- GIVEN REQUEST:
Below is a listing to transcribe in full and exactly; keep the pictures out.
======== RECORD EXTRACTS ========
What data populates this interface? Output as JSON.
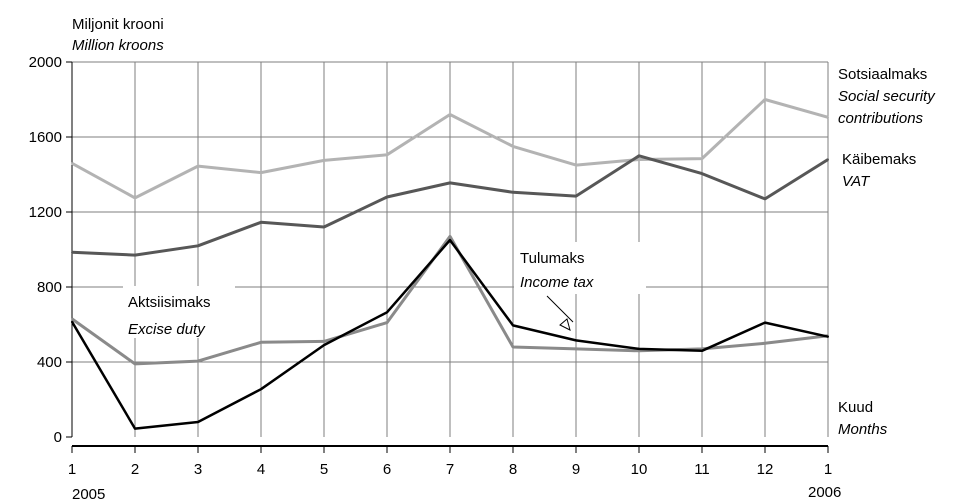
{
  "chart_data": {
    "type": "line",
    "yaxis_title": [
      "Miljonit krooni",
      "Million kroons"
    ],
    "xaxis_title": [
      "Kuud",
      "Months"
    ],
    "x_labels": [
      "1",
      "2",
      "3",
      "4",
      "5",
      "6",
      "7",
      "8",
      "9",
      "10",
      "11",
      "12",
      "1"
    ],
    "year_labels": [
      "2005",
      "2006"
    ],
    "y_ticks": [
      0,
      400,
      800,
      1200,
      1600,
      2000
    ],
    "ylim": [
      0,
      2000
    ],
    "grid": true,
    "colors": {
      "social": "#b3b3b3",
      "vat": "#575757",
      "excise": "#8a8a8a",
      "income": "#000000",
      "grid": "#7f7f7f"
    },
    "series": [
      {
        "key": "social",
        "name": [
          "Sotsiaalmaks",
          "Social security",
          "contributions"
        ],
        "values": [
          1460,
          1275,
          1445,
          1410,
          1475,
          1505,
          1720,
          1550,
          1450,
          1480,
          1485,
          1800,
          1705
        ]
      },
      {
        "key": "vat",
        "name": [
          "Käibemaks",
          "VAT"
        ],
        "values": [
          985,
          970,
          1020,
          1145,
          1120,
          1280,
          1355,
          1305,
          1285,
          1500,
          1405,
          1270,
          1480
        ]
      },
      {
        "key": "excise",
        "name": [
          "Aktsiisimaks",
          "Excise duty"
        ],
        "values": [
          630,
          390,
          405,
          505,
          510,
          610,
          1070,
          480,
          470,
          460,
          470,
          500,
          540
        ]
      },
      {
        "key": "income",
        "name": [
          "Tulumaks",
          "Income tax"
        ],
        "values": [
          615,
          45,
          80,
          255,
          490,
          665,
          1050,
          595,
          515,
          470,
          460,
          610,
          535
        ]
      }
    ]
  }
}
========
- FINAL RESULT:
What data populates this interface? Output as JSON.
{
  "chart_data": {
    "type": "line",
    "yaxis_title": [
      "Miljonit krooni",
      "Million kroons"
    ],
    "xaxis_title": [
      "Kuud",
      "Months"
    ],
    "x_labels": [
      "1",
      "2",
      "3",
      "4",
      "5",
      "6",
      "7",
      "8",
      "9",
      "10",
      "11",
      "12",
      "1"
    ],
    "year_labels": [
      "2005",
      "2006"
    ],
    "y_ticks": [
      0,
      400,
      800,
      1200,
      1600,
      2000
    ],
    "ylim": [
      0,
      2000
    ],
    "grid": true,
    "colors": {
      "social": "#b3b3b3",
      "vat": "#575757",
      "excise": "#8a8a8a",
      "income": "#000000",
      "grid": "#7f7f7f"
    },
    "series": [
      {
        "key": "social",
        "name": [
          "Sotsiaalmaks",
          "Social security",
          "contributions"
        ],
        "values": [
          1460,
          1275,
          1445,
          1410,
          1475,
          1505,
          1720,
          1550,
          1450,
          1480,
          1485,
          1800,
          1705
        ]
      },
      {
        "key": "vat",
        "name": [
          "Käibemaks",
          "VAT"
        ],
        "values": [
          985,
          970,
          1020,
          1145,
          1120,
          1280,
          1355,
          1305,
          1285,
          1500,
          1405,
          1270,
          1480
        ]
      },
      {
        "key": "excise",
        "name": [
          "Aktsiisimaks",
          "Excise duty"
        ],
        "values": [
          630,
          390,
          405,
          505,
          510,
          610,
          1070,
          480,
          470,
          460,
          470,
          500,
          540
        ]
      },
      {
        "key": "income",
        "name": [
          "Tulumaks",
          "Income tax"
        ],
        "values": [
          615,
          45,
          80,
          255,
          490,
          665,
          1050,
          595,
          515,
          470,
          460,
          610,
          535
        ]
      }
    ]
  }
}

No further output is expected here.